Using the data below, tally the lines that include the string "юмора". Only the number is wanted.

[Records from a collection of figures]
>> start

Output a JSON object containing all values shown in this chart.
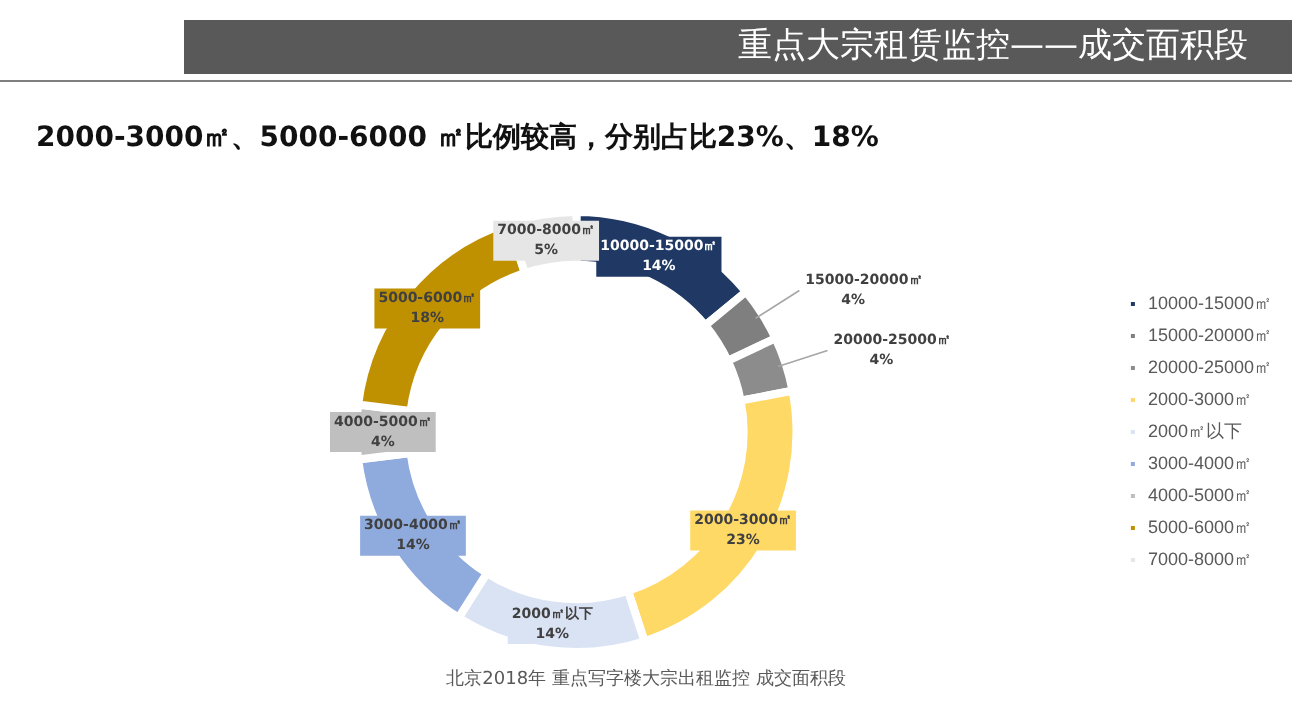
{
  "chart_data": {
    "type": "donut",
    "title": "重点大宗租赁监控——成交面积段",
    "subtitle": "2000-3000㎡、5000-6000 ㎡比例较高，分别占比23%、18%",
    "categories": [
      "10000-15000㎡",
      "15000-20000㎡",
      "20000-25000㎡",
      "2000-3000㎡",
      "2000㎡以下",
      "3000-4000㎡",
      "4000-5000㎡",
      "5000-6000㎡",
      "7000-8000㎡"
    ],
    "values": [
      14,
      4,
      4,
      23,
      14,
      14,
      4,
      18,
      5
    ],
    "colors": [
      "#203864",
      "#7f7f7f",
      "#8c8c8c",
      "#ffd966",
      "#dae3f3",
      "#8faadc",
      "#bfbfbf",
      "#bf9000",
      "#e7e6e6"
    ],
    "value_labels": [
      "14%",
      "4%",
      "4%",
      "23%",
      "14%",
      "14%",
      "4%",
      "18%",
      "5%"
    ],
    "legend": "right",
    "annotations": [
      "北京2018年 重点写字楼大宗出租监控 成交面积段"
    ]
  }
}
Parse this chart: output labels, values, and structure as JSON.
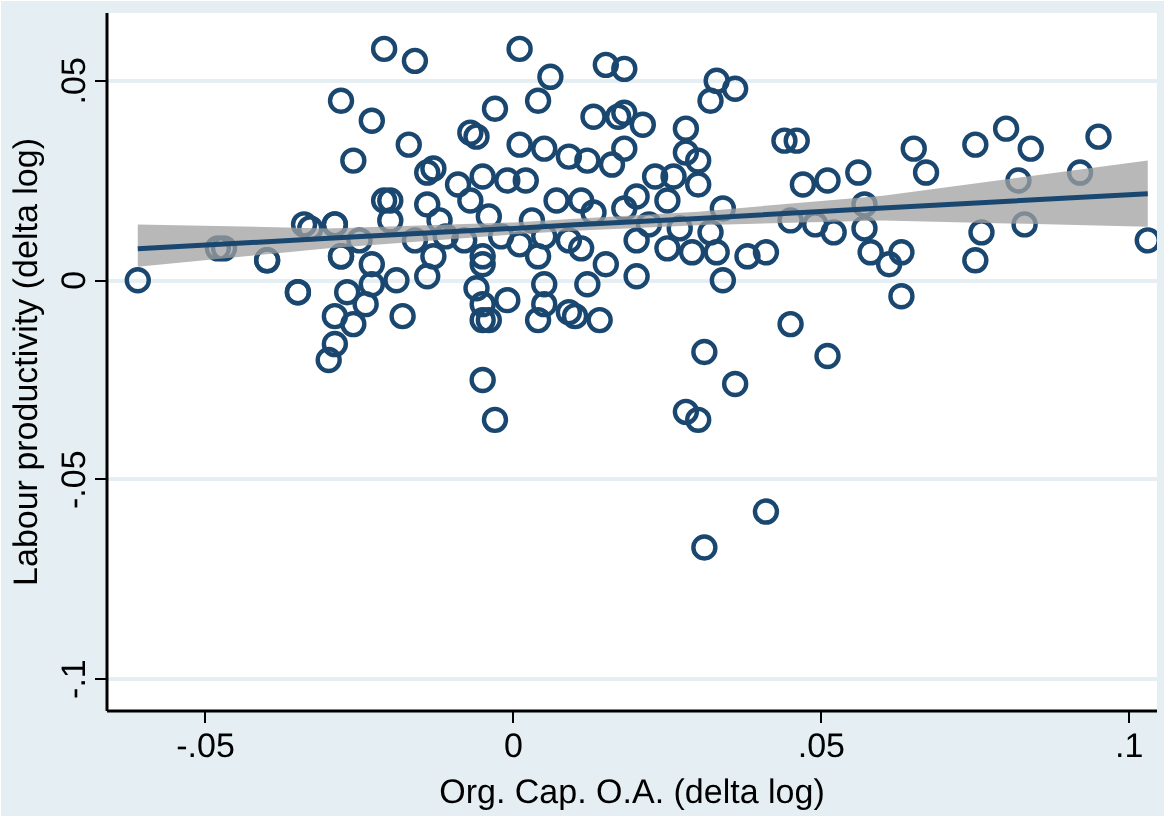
{
  "chart_data": {
    "type": "scatter",
    "xlabel": "Org. Cap. O.A. (delta log)",
    "ylabel": "Labour productivity (delta log)",
    "xlim": [
      -0.066,
      0.1045
    ],
    "ylim": [
      -0.108,
      0.067
    ],
    "xticks": [
      {
        "value": -0.05,
        "label": "-.05"
      },
      0,
      {
        "value": 0.05,
        "label": ".05"
      },
      {
        "value": 0.1,
        "label": ".1"
      }
    ],
    "yticks": [
      {
        "value": -0.1,
        "label": "-.1"
      },
      {
        "value": -0.05,
        "label": "-.05"
      },
      0,
      {
        "value": 0.05,
        "label": ".05"
      }
    ],
    "grid": "y",
    "series": [
      {
        "color": "#1a476f",
        "marker": "circle",
        "x": [
          -0.061,
          -0.048,
          -0.04,
          -0.035,
          -0.033,
          -0.029,
          -0.028,
          -0.028,
          -0.023,
          -0.021,
          -0.016,
          -0.017,
          -0.026,
          -0.021,
          -0.02,
          -0.02,
          -0.034,
          -0.029,
          -0.047,
          -0.04,
          -0.035,
          -0.028,
          -0.025,
          -0.023,
          -0.019,
          -0.018,
          -0.027,
          -0.029,
          -0.026,
          -0.029,
          -0.03,
          -0.024,
          -0.023,
          -0.014,
          -0.014,
          -0.013,
          -0.014,
          -0.016,
          0.001,
          0.006,
          0.015,
          0.018,
          0.004,
          -0.003,
          0.013,
          0.017,
          0.018,
          0.021,
          0.028,
          0.033,
          0.032,
          -0.007,
          -0.006,
          0.001,
          0.005,
          0.018,
          0.028,
          0.03,
          0.009,
          0.012,
          0.016,
          -0.005,
          -0.001,
          0.002,
          0.026,
          0.023,
          0.03,
          -0.009,
          -0.007,
          0.007,
          0.011,
          0.02,
          0.025,
          0.034,
          -0.012,
          -0.004,
          0.003,
          0.013,
          0.018,
          0.022,
          0.027,
          0.032,
          -0.011,
          -0.008,
          -0.002,
          0.001,
          0.005,
          0.009,
          0.011,
          0.02,
          0.025,
          0.029,
          -0.013,
          -0.005,
          0.004,
          0.015,
          0.033,
          -0.005,
          0.012,
          0.02,
          0.034,
          -0.006,
          -0.001,
          0.005,
          0.005,
          -0.005,
          -0.005,
          -0.004,
          0.009,
          0.01,
          0.014,
          0.004,
          -0.005,
          0.031,
          -0.003,
          0.036,
          0.028,
          0.03,
          0.045,
          0.051,
          0.041,
          0.031,
          0.036,
          0.044,
          0.046,
          0.047,
          0.051,
          0.056,
          0.065,
          0.067,
          0.075,
          0.08,
          0.084,
          0.095,
          0.092,
          0.082,
          0.083,
          0.076,
          0.075,
          0.103,
          0.057,
          0.057,
          0.045,
          0.049,
          0.052,
          0.058,
          0.061,
          0.063,
          0.063,
          0.038,
          0.041
        ],
        "values": [
          0.0,
          0.008,
          0.005,
          -0.003,
          0.013,
          0.014,
          0.045,
          0.006,
          0.04,
          0.058,
          0.055,
          0.034,
          0.03,
          0.02,
          0.02,
          0.015,
          0.014,
          0.014,
          0.008,
          0.005,
          -0.003,
          0.006,
          0.01,
          0.004,
          0.0,
          -0.009,
          -0.003,
          -0.009,
          -0.011,
          -0.016,
          -0.02,
          -0.006,
          -0.001,
          0.001,
          0.027,
          0.028,
          0.019,
          0.01,
          0.058,
          0.051,
          0.054,
          0.053,
          0.045,
          0.043,
          0.041,
          0.041,
          0.042,
          0.039,
          0.038,
          0.05,
          0.045,
          0.037,
          0.036,
          0.034,
          0.033,
          0.033,
          0.032,
          0.03,
          0.031,
          0.03,
          0.029,
          0.026,
          0.025,
          0.025,
          0.026,
          0.026,
          0.024,
          0.024,
          0.02,
          0.02,
          0.02,
          0.021,
          0.02,
          0.018,
          0.015,
          0.016,
          0.015,
          0.017,
          0.018,
          0.014,
          0.013,
          0.012,
          0.011,
          0.01,
          0.011,
          0.009,
          0.011,
          0.01,
          0.008,
          0.01,
          0.008,
          0.007,
          0.006,
          0.006,
          0.006,
          0.004,
          0.007,
          0.004,
          -0.001,
          0.001,
          0.0,
          -0.002,
          -0.005,
          -0.001,
          -0.006,
          -0.006,
          -0.01,
          -0.01,
          -0.008,
          -0.009,
          -0.01,
          -0.01,
          -0.025,
          -0.018,
          -0.035,
          -0.026,
          -0.033,
          -0.035,
          -0.011,
          -0.019,
          -0.058,
          -0.067,
          0.048,
          0.035,
          0.035,
          0.024,
          0.025,
          0.027,
          0.033,
          0.027,
          0.034,
          0.038,
          0.033,
          0.036,
          0.027,
          0.025,
          0.014,
          0.012,
          0.005,
          0.01,
          0.019,
          0.013,
          0.015,
          0.014,
          0.012,
          0.007,
          0.004,
          0.007,
          -0.004,
          0.006,
          0.007
        ]
      },
      {
        "type": "line",
        "color": "#1a476f",
        "marker": "none",
        "line_style": "solid",
        "x": [
          -0.061,
          -0.03,
          0,
          0.01,
          0.03,
          0.06,
          0.103
        ],
        "values": [
          0.0079,
          0.0105,
          0.013,
          0.0139,
          0.0155,
          0.0181,
          0.0217
        ],
        "lower": [
          0.0034,
          0.008,
          0.0115,
          0.0124,
          0.0138,
          0.015,
          0.0134
        ],
        "upper": [
          0.014,
          0.013,
          0.0145,
          0.0154,
          0.0172,
          0.0212,
          0.03
        ]
      }
    ]
  }
}
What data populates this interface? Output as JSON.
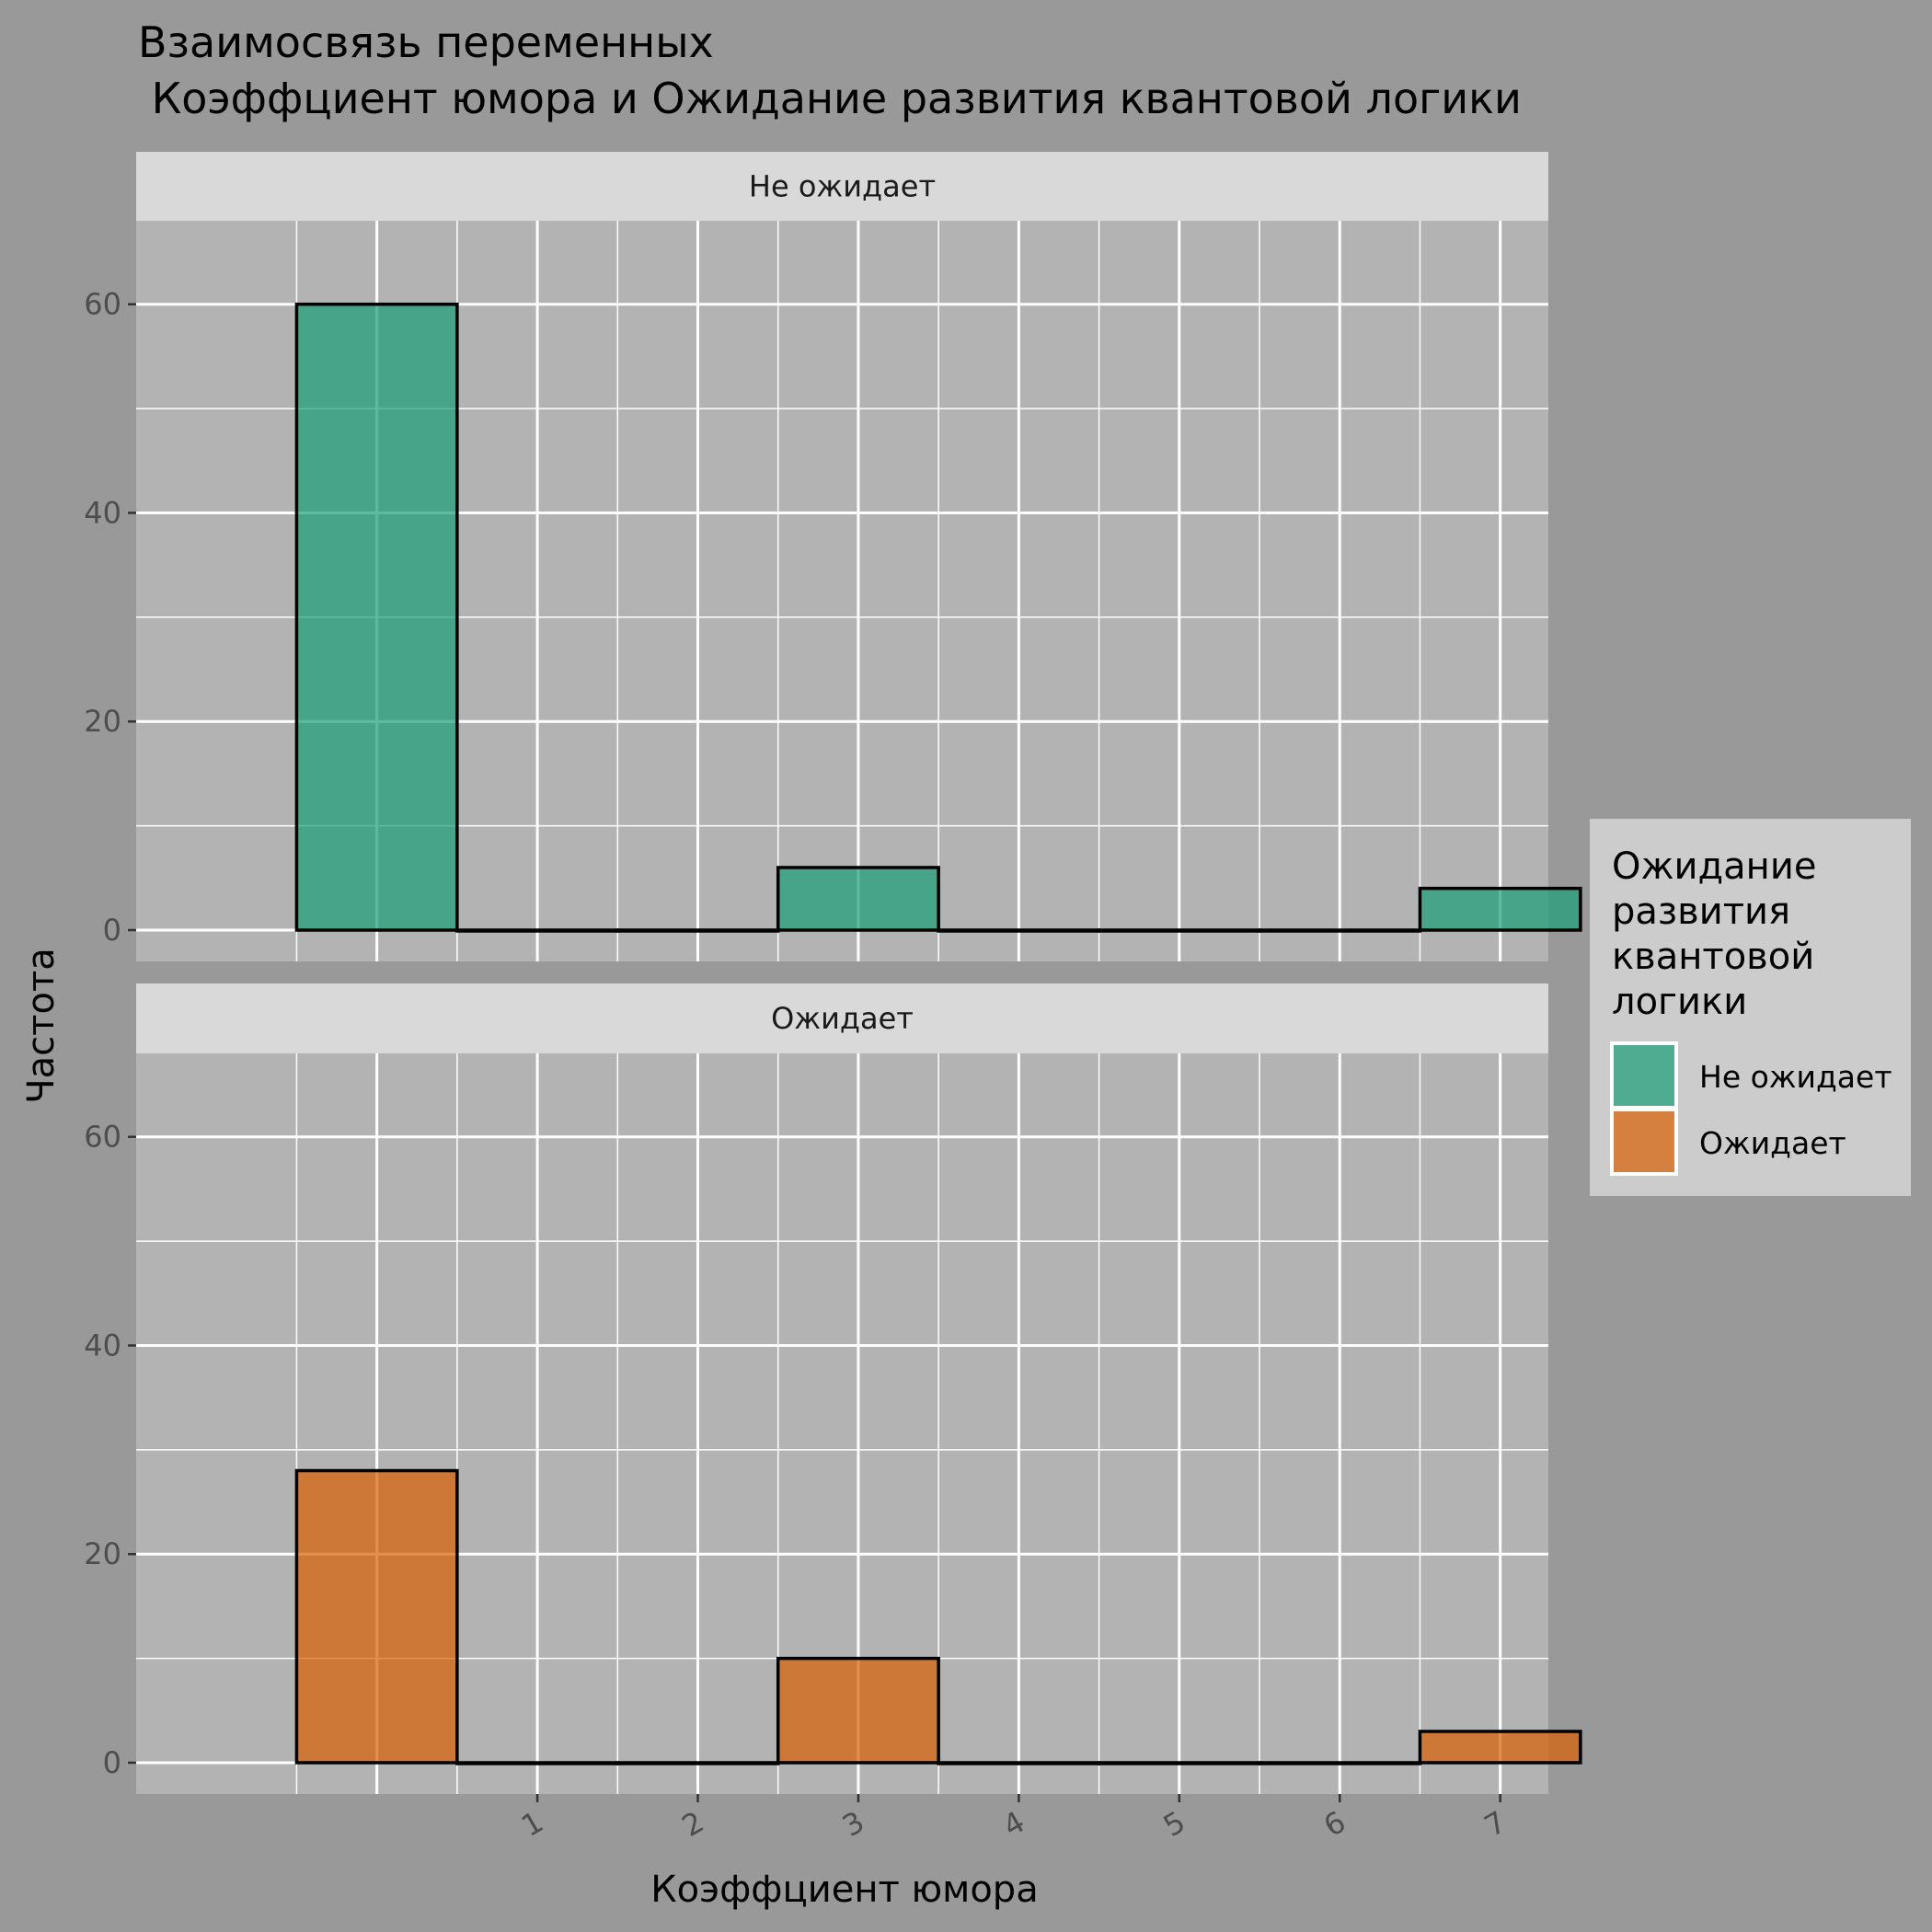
{
  "chart_data": {
    "type": "bar",
    "title_line1": "Взаимосвязь переменных",
    "title_line2": " Коэффциент юмора и Ожидание развития квантовой логики",
    "xlabel": "Коэффциент юмора",
    "ylabel": "Частота",
    "x_ticks": [
      "1",
      "2",
      "3",
      "4",
      "5",
      "6",
      "7"
    ],
    "xlim": [
      -1.5,
      7.3
    ],
    "ylim": [
      -3,
      68
    ],
    "y_ticks": [
      0,
      20,
      40,
      60
    ],
    "bin_width": 1,
    "grid": true,
    "legend": {
      "title_lines": [
        "Ожидание",
        "развития",
        "квантовой",
        "логики"
      ],
      "position": "right"
    },
    "facets": [
      {
        "label": "Не ожидает",
        "color": "#1B9E77",
        "bars": [
          {
            "x": 0,
            "value": 60
          },
          {
            "x": 1,
            "value": 0
          },
          {
            "x": 2,
            "value": 0
          },
          {
            "x": 3,
            "value": 6
          },
          {
            "x": 4,
            "value": 0
          },
          {
            "x": 5,
            "value": 0
          },
          {
            "x": 6,
            "value": 0
          },
          {
            "x": 7,
            "value": 4
          }
        ]
      },
      {
        "label": "Ожидает",
        "color": "#D95F02",
        "bars": [
          {
            "x": 0,
            "value": 28
          },
          {
            "x": 1,
            "value": 0
          },
          {
            "x": 2,
            "value": 0
          },
          {
            "x": 3,
            "value": 10
          },
          {
            "x": 4,
            "value": 0
          },
          {
            "x": 5,
            "value": 0
          },
          {
            "x": 6,
            "value": 0
          },
          {
            "x": 7,
            "value": 3
          }
        ]
      }
    ]
  }
}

>> end

- **Final answer**:
2